SUPPLIED MATERIAL:
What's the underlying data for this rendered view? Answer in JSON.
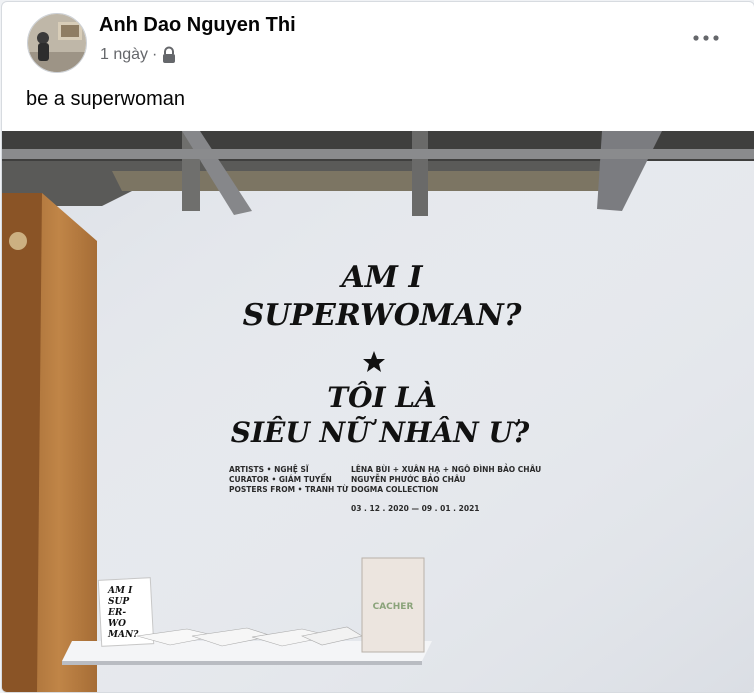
{
  "post": {
    "author": "Anh Dao Nguyen Thi",
    "time": "1 ngày",
    "separator": "·",
    "privacy_icon": "lock-icon",
    "menu_icon": "more-horizontal-icon",
    "caption": "be a superwoman"
  },
  "photo": {
    "wall_title_line1": "AM I",
    "wall_title_line2": "SUPERWOMAN?",
    "wall_title_vi_line1": "TÔI LÀ",
    "wall_title_vi_line2": "SIÊU NỮ NHÂN Ư?",
    "credits_left": [
      "ARTISTS • NGHỆ SĨ",
      "CURATOR • GIÁM TUYỂN",
      "POSTERS FROM • TRANH TỪ"
    ],
    "credits_right": [
      "LÊNA BÙI + XUÂN HẠ + NGÔ ĐÌNH BẢO CHÂU",
      "NGUYỄN PHƯỚC BẢO CHÂU",
      "DOGMA COLLECTION"
    ],
    "dates": "03 . 12 . 2020 — 09 . 01 . 2021",
    "book_title": "CACHER",
    "booklet_text": [
      "AM I",
      "SUP",
      "ER-",
      "WO",
      "MAN?"
    ]
  },
  "colors": {
    "text_primary": "#050505",
    "text_secondary": "#65676b",
    "wall": "#e6e9ee",
    "wood": "#b87a3e"
  }
}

EXERCISE BRIEF: Show all lines from the records above where the word "CHÂU" occurs.

THE SOLUTION:
      "LÊNA BÙI + XUÂN HẠ + NGÔ ĐÌNH BẢO CHÂU",
      "NGUYỄN PHƯỚC BẢO CHÂU",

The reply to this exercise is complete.